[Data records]

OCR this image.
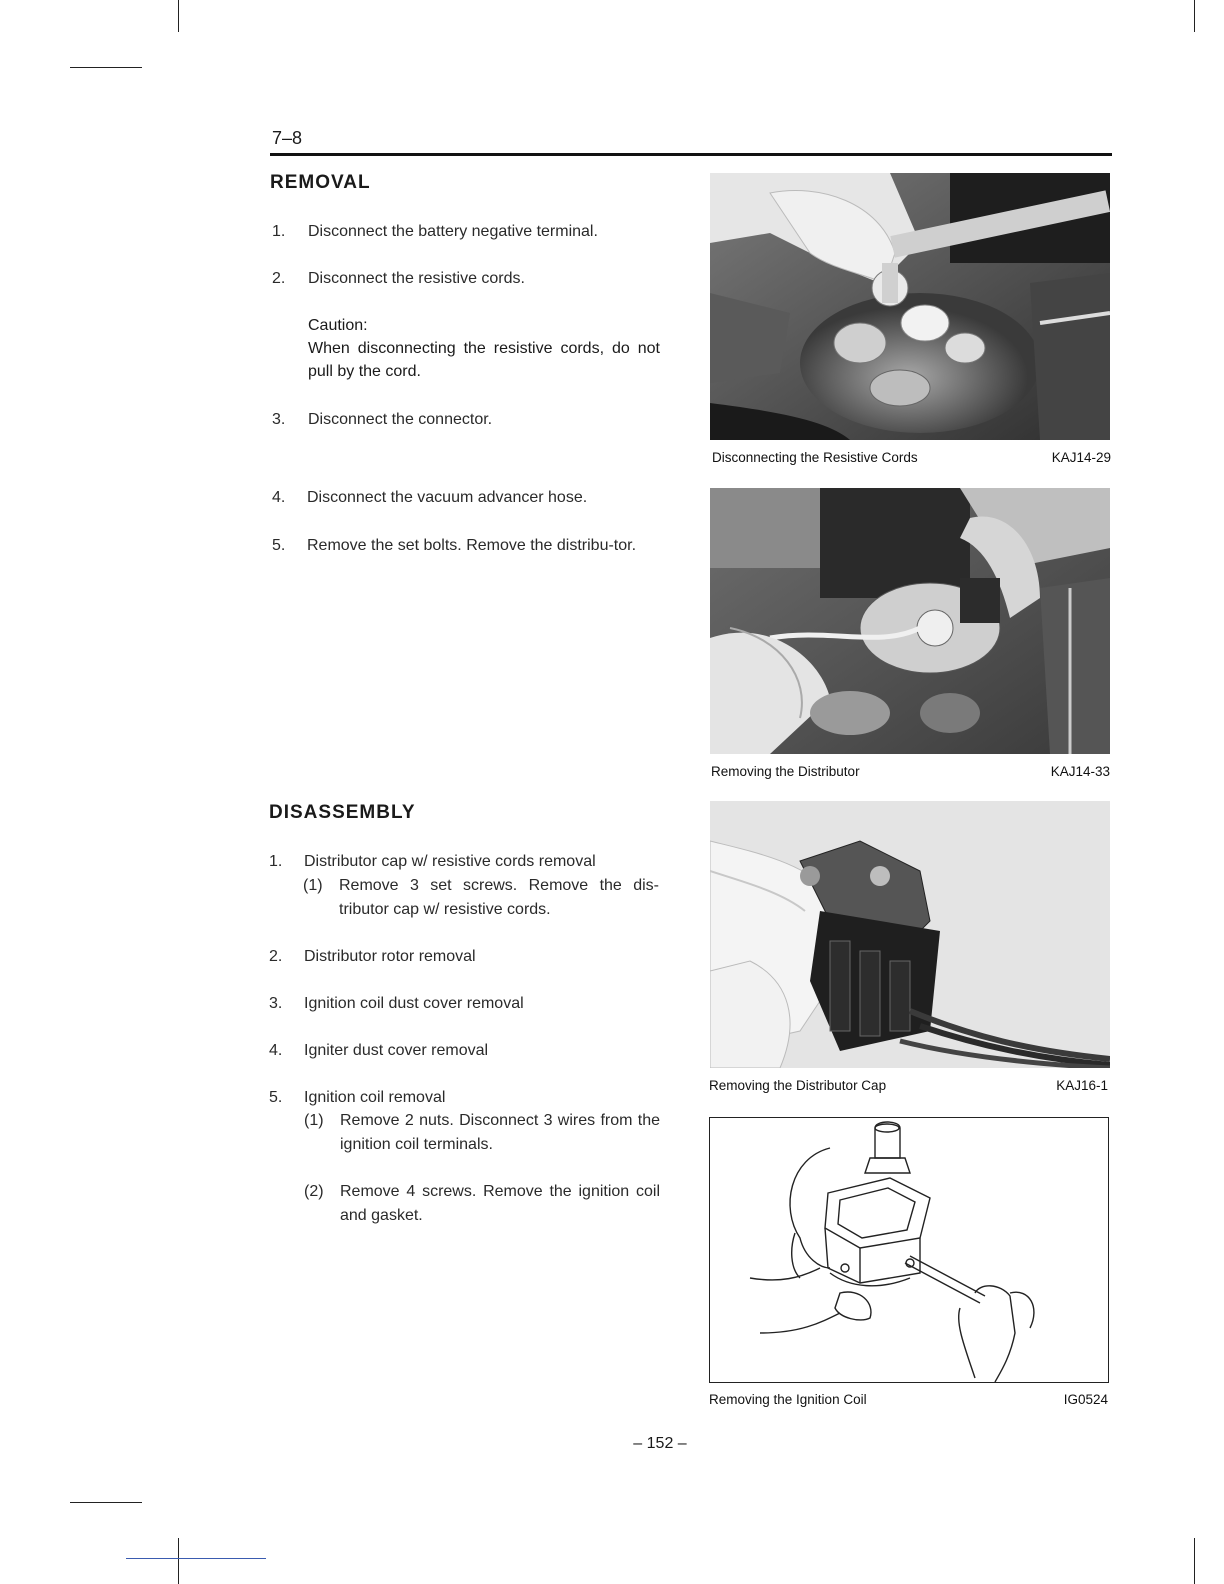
7–8
REMOVAL
1. Disconnect the battery negative terminal.
2. Disconnect the resistive cords.
Caution:
When disconnecting the resistive cords, do not pull by the cord.
3. Disconnect the connector.
4. Disconnect the vacuum advancer hose.
5. Remove the set bolts. Remove the distribu-tor.
DISASSEMBLY
1. Distributor cap w/ resistive cords removal
(1) Remove 3 set screws. Remove the dis-tributor cap w/ resistive cords.
2. Distributor rotor removal
3. Ignition coil dust cover removal
4. Igniter dust cover removal
5. Ignition coil removal
(1) Remove 2 nuts. Disconnect 3 wires from the ignition coil terminals.
(2) Remove 4 screws. Remove the ignition coil and gasket.
Disconnecting the Resistive Cords	KAJ14-29
Removing the Distributor	KAJ14-33
Removing the Distributor Cap	KAJ16-1
Removing the Ignition Coil	IG0524
– 152 –
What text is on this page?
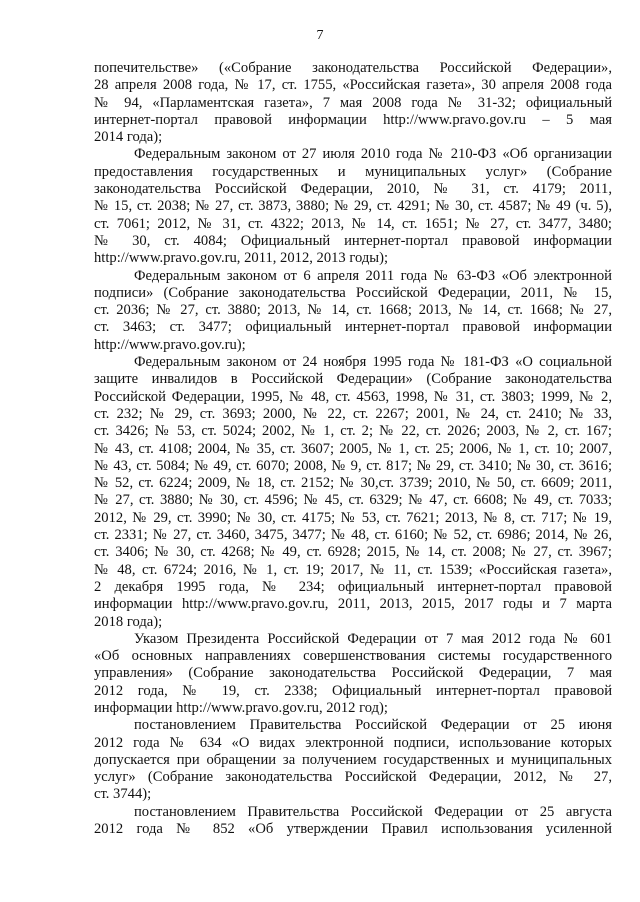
7

попечительстве» («Собрание законодательства Российской Федерации»,
28 апреля 2008 года, № 17, ст. 1755, «Российская газета», 30 апреля 2008 года
№ 94, «Парламентская газета», 7 мая 2008 года № 31-32; официальный
интернет-портал правовой информации http://www.pravo.gov.ru – 5 мая
2014 года);

Федеральным законом от 27 июля 2010 года № 210-ФЗ «Об организации
предоставления государственных и муниципальных услуг» (Собрание
законодательства Российской Федерации, 2010, № 31, ст. 4179; 2011,
№ 15, ст. 2038; № 27, ст. 3873, 3880; № 29, ст. 4291; № 30, ст. 4587; № 49 (ч. 5),
ст. 7061; 2012, № 31, ст. 4322; 2013, № 14, ст. 1651; № 27, ст. 3477, 3480;
№ 30, ст. 4084; Официальный интернет-портал правовой информации
http://www.pravo.gov.ru, 2011, 2012, 2013 годы);

Федеральным законом от 6 апреля 2011 года № 63-ФЗ «Об электронной
подписи» (Собрание законодательства Российской Федерации, 2011, № 15,
ст. 2036; № 27, ст. 3880; 2013, № 14, ст. 1668; 2013, № 14, ст. 1668; № 27,
ст. 3463; ст. 3477; официальный интернет-портал правовой информации
http://www.pravo.gov.ru);

Федеральным законом от 24 ноября 1995 года № 181-ФЗ «О социальной
защите инвалидов в Российской Федерации» (Собрание законодательства
Российской Федерации, 1995, № 48, ст. 4563, 1998, № 31, ст. 3803; 1999, № 2,
ст. 232; № 29, ст. 3693; 2000, № 22, ст. 2267; 2001, № 24, ст. 2410; № 33,
ст. 3426; № 53, ст. 5024; 2002, № 1, ст. 2; № 22, ст. 2026; 2003, № 2, ст. 167;
№ 43, ст. 4108; 2004, № 35, ст. 3607; 2005, № 1, ст. 25; 2006, № 1, ст. 10; 2007,
№ 43, ст. 5084; № 49, ст. 6070; 2008, № 9, ст. 817; № 29, ст. 3410; № 30, ст. 3616;
№ 52, ст. 6224; 2009, № 18, ст. 2152; № 30,ст. 3739; 2010, № 50, ст. 6609; 2011,
№ 27, ст. 3880; № 30, ст. 4596; № 45, ст. 6329; № 47, ст. 6608; № 49, ст. 7033;
2012, № 29, ст. 3990; № 30, ст. 4175; № 53, ст. 7621; 2013, № 8, ст. 717; № 19,
ст. 2331; № 27, ст. 3460, 3475, 3477; № 48, ст. 6160; № 52, ст. 6986; 2014, № 26,
ст. 3406; № 30, ст. 4268; № 49, ст. 6928; 2015, № 14, ст. 2008; № 27, ст. 3967;
№ 48, ст. 6724; 2016, № 1, ст. 19; 2017, № 11, ст. 1539; «Российская газета»,
2 декабря 1995 года, № 234; официальный интернет-портал правовой
информации http://www.pravo.gov.ru, 2011, 2013, 2015, 2017 годы и 7 марта
2018 года);

Указом Президента Российской Федерации от 7 мая 2012 года № 601
«Об основных направлениях совершенствования системы государственного
управления» (Собрание законодательства Российской Федерации, 7 мая
2012 года, № 19, ст. 2338; Официальный интернет-портал правовой
информации http://www.pravo.gov.ru, 2012 год);

постановлением Правительства Российской Федерации от 25 июня
2012 года № 634 «О видах электронной подписи, использование которых
допускается при обращении за получением государственных и муниципальных
услуг» (Собрание законодательства Российской Федерации, 2012, № 27,
ст. 3744);

постановлением Правительства Российской Федерации от 25 августа
2012 года № 852 «Об утверждении Правил использования усиленной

§ **DIRECTIVE**
Extract every line containing the string "подписи" from the data above.

§ **CORRECT ANSWER**
подписи» (Собрание законодательства Российской Федерации, 2011, № 15,
2012 года № 634 «О видах электронной подписи, использование которых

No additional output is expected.